> Stated task
Find each line containing the string "NGUYỄN" and return it.

Data entries
◇ ◇ ◇ ◇ ◇ ◇ ◇

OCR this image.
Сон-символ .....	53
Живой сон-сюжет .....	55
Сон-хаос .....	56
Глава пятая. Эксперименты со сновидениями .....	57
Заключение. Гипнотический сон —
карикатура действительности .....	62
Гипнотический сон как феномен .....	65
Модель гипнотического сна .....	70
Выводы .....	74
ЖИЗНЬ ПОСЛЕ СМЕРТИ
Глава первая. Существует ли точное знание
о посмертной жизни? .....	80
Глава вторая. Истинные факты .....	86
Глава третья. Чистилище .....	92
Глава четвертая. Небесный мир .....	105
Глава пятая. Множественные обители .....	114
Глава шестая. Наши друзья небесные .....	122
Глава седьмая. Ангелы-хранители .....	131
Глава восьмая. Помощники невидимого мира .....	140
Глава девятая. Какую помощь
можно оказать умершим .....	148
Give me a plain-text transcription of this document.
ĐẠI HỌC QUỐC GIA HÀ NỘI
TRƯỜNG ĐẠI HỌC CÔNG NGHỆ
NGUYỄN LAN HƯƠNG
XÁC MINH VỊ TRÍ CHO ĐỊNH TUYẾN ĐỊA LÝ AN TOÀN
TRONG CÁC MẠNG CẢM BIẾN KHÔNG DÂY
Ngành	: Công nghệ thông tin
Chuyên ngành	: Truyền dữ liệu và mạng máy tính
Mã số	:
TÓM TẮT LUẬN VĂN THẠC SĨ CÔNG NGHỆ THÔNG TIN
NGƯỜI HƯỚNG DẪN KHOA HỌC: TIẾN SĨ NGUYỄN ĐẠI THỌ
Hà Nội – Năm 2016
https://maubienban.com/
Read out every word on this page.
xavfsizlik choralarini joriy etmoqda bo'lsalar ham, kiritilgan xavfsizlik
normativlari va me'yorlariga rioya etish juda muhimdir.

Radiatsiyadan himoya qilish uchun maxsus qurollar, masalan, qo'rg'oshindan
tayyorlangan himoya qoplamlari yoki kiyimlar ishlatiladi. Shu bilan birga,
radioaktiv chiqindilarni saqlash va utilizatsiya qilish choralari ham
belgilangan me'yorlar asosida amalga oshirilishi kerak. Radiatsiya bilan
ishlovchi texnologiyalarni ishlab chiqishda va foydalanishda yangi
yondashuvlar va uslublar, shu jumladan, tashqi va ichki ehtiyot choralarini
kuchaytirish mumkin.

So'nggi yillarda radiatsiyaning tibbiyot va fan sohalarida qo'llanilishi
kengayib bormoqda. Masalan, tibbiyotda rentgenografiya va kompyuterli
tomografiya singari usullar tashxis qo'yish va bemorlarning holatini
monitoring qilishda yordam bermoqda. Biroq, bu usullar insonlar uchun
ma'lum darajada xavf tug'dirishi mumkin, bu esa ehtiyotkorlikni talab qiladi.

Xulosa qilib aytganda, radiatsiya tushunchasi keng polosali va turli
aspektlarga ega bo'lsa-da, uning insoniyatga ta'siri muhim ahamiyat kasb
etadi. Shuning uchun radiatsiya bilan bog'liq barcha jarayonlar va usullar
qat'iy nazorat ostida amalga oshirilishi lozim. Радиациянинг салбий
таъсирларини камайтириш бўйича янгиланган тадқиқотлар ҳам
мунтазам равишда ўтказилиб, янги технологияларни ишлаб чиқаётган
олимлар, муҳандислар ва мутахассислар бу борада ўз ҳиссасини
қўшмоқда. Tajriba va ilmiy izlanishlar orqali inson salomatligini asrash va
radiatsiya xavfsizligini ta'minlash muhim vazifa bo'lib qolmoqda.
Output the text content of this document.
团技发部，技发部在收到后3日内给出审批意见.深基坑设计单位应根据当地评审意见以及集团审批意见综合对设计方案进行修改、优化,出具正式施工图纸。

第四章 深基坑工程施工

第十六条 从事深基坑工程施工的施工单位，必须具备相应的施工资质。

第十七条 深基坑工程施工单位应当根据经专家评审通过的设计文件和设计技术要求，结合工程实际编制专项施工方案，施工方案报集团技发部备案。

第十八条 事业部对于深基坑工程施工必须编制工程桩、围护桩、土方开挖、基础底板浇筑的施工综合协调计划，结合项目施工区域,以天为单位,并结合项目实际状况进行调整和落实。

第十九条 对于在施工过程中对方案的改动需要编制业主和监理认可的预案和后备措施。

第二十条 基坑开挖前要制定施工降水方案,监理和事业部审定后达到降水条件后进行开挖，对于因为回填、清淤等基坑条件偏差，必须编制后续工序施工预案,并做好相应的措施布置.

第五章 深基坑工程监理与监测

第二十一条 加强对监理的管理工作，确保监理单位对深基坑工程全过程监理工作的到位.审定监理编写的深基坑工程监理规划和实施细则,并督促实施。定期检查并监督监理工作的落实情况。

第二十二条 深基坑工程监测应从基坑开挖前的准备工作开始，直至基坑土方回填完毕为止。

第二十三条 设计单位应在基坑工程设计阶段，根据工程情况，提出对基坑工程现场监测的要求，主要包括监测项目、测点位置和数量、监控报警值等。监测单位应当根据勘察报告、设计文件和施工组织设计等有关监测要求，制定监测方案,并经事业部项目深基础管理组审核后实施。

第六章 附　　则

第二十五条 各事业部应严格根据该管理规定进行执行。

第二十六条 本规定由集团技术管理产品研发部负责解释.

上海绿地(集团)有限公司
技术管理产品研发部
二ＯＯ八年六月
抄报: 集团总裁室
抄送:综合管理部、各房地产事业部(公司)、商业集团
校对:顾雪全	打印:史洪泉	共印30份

◇ ◇ ◇ ◇ ◇ ◇ ◇

> Solution for this exercise
NGUYỄN LAN HƯƠNG
NGƯỜI HƯỚNG DẪN KHOA HỌC: TIẾN SĨ NGUYỄN ĐẠI THỌ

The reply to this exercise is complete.